>>>>>

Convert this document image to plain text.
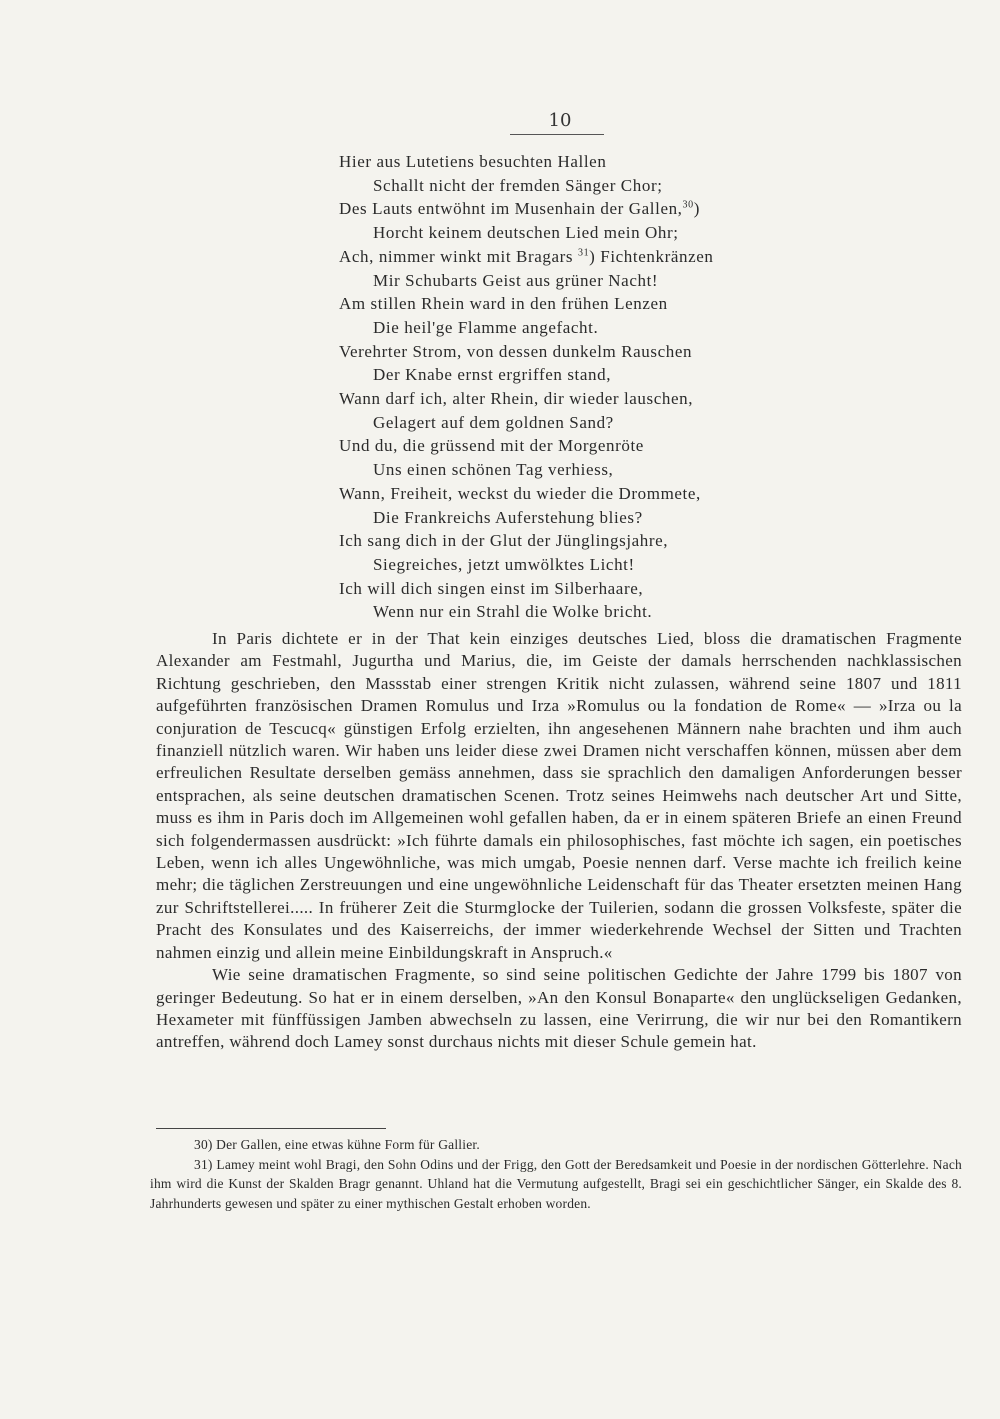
10
Hier aus Lutetiens besuchten Hallen
Schallt nicht der fremden Sänger Chor;
Des Lauts entwöhnt im Musenhain der Gallen,$^{30}$)
Horcht keinem deutschen Lied mein Ohr;
Ach, nimmer winkt mit Bragars $^{31}$) Fichtenkränzen
Mir Schubarts Geist aus grüner Nacht!
Am stillen Rhein ward in den frühen Lenzen
Die heil'ge Flamme angefacht.
Verehrter Strom, von dessen dunkelm Rauschen
Der Knabe ernst ergriffen stand,
Wann darf ich, alter Rhein, dir wieder lauschen,
Gelagert auf dem goldnen Sand?
Und du, die grüssend mit der Morgenröte
Uns einen schönen Tag verhiess,
Wann, Freiheit, weckst du wieder die Drommete,
Die Frankreichs Auferstehung blies?
Ich sang dich in der Glut der Jünglingsjahre,
Siegreiches, jetzt umwölktes Licht!
Ich will dich singen einst im Silberhaare,
Wenn nur ein Strahl die Wolke bricht.

In Paris dichtete er in der That kein einziges deutsches Lied, bloss die dramatischen Fragmente Alexander am Festmahl, Jugurtha und Marius, die, im Geiste der damals herrschenden nachklassischen Richtung geschrieben, den Massstab einer strengen Kritik nicht zulassen, während seine 1807 und 1811 aufgeführten französischen Dramen Romulus und Irza »Romulus ou la fondation de Rome« — »Irza ou la conjuration de Tescucq« günstigen Erfolg erzielten, ihn angesehenen Männern nahe brachten und ihm auch finanziell nützlich waren. Wir haben uns leider diese zwei Dramen nicht verschaffen können, müssen aber dem erfreulichen Resultate derselben gemäss annehmen, dass sie sprachlich den damaligen Anforderungen besser entsprachen, als seine deutschen dramatischen Scenen. Trotz seines Heimwehs nach deutscher Art und Sitte, muss es ihm in Paris doch im Allgemeinen wohl gefallen haben, da er in einem späteren Briefe an einen Freund sich folgendermassen ausdrückt: »Ich führte damals ein philosophisches, fast möchte ich sagen, ein poetisches Leben, wenn ich alles Ungewöhnliche, was mich umgab, Poesie nennen darf. Verse machte ich freilich keine mehr; die täglichen Zerstreuungen und eine ungewöhnliche Leidenschaft für das Theater ersetzten meinen Hang zur Schriftstellerei..... In früherer Zeit die Sturmglocke der Tuilerien, sodann die grossen Volksfeste, später die Pracht des Konsulates und des Kaiserreichs, der immer wiederkehrende Wechsel der Sitten und Trachten nahmen einzig und allein meine Einbildungskraft in Anspruch.«

Wie seine dramatischen Fragmente, so sind seine politischen Gedichte der Jahre 1799 bis 1807 von geringer Bedeutung. So hat er in einem derselben, »An den Konsul Bonaparte« den unglückseligen Gedanken, Hexameter mit fünffüssigen Jamben abwechseln zu lassen, eine Verirrung, die wir nur bei den Romantikern antreffen, während doch Lamey sonst durchaus nichts mit dieser Schule gemein hat.

30) Der Gallen, eine etwas kühne Form für Gallier.

31) Lamey meint wohl Bragi, den Sohn Odins und der Frigg, den Gott der Beredsamkeit und Poesie in der nordischen Götterlehre. Nach ihm wird die Kunst der Skalden Bragr genannt. Uhland hat die Vermutung aufgestellt, Bragi sei ein geschichtlicher Sänger, ein Skalde des 8. Jahrhunderts gewesen und später zu einer mythischen Gestalt erhoben worden.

<<<<<

Give all the entries again exactly, dropping each picture.

Convert this document image to plain text.
10
Hier aus Lutetiens besuchten Hallen
Schallt nicht der fremden Sänger Chor;
Des Lauts entwöhnt im Musenhain der Gallen,$^{30}$)
Horcht keinem deutschen Lied mein Ohr;
Ach, nimmer winkt mit Bragars $^{31}$) Fichtenkränzen
Mir Schubarts Geist aus grüner Nacht!
Am stillen Rhein ward in den frühen Lenzen
Die heil'ge Flamme angefacht.
Verehrter Strom, von dessen dunkelm Rauschen
Der Knabe ernst ergriffen stand,
Wann darf ich, alter Rhein, dir wieder lauschen,
Gelagert auf dem goldnen Sand?
Und du, die grüssend mit der Morgenröte
Uns einen schönen Tag verhiess,
Wann, Freiheit, weckst du wieder die Drommete,
Die Frankreichs Auferstehung blies?
Ich sang dich in der Glut der Jünglingsjahre,
Siegreiches, jetzt umwölktes Licht!
Ich will dich singen einst im Silberhaare,
Wenn nur ein Strahl die Wolke bricht.

In Paris dichtete er in der That kein einziges deutsches Lied, bloss die dramatischen Fragmente Alexander am Festmahl, Jugurtha und Marius, die, im Geiste der damals herrschenden nachklassischen Richtung geschrieben, den Massstab einer strengen Kritik nicht zulassen, während seine 1807 und 1811 aufgeführten französischen Dramen Romulus und Irza »Romulus ou la fondation de Rome« — »Irza ou la conjuration de Tescucq« günstigen Erfolg erzielten, ihn angesehenen Männern nahe brachten und ihm auch finanziell nützlich waren. Wir haben uns leider diese zwei Dramen nicht verschaffen können, müssen aber dem erfreulichen Resultate derselben gemäss annehmen, dass sie sprachlich den damaligen Anforderungen besser entsprachen, als seine deutschen dramatischen Scenen. Trotz seines Heimwehs nach deutscher Art und Sitte, muss es ihm in Paris doch im Allgemeinen wohl gefallen haben, da er in einem späteren Briefe an einen Freund sich folgendermassen ausdrückt: »Ich führte damals ein philosophisches, fast möchte ich sagen, ein poetisches Leben, wenn ich alles Ungewöhnliche, was mich umgab, Poesie nennen darf. Verse machte ich freilich keine mehr; die täglichen Zerstreuungen und eine ungewöhnliche Leidenschaft für das Theater ersetzten meinen Hang zur Schriftstellerei..... In früherer Zeit die Sturmglocke der Tuilerien, sodann die grossen Volksfeste, später die Pracht des Konsulates und des Kaiserreichs, der immer wiederkehrende Wechsel der Sitten und Trachten nahmen einzig und allein meine Einbildungskraft in Anspruch.«

Wie seine dramatischen Fragmente, so sind seine politischen Gedichte der Jahre 1799 bis 1807 von geringer Bedeutung. So hat er in einem derselben, »An den Konsul Bonaparte« den unglückseligen Gedanken, Hexameter mit fünffüssigen Jamben abwechseln zu lassen, eine Verirrung, die wir nur bei den Romantikern antreffen, während doch Lamey sonst durchaus nichts mit dieser Schule gemein hat.

30) Der Gallen, eine etwas kühne Form für Gallier.

31) Lamey meint wohl Bragi, den Sohn Odins und der Frigg, den Gott der Beredsamkeit und Poesie in der nordischen Götterlehre. Nach ihm wird die Kunst der Skalden Bragr genannt. Uhland hat die Vermutung aufgestellt, Bragi sei ein geschichtlicher Sänger, ein Skalde des 8. Jahrhunderts gewesen und später zu einer mythischen Gestalt erhoben worden.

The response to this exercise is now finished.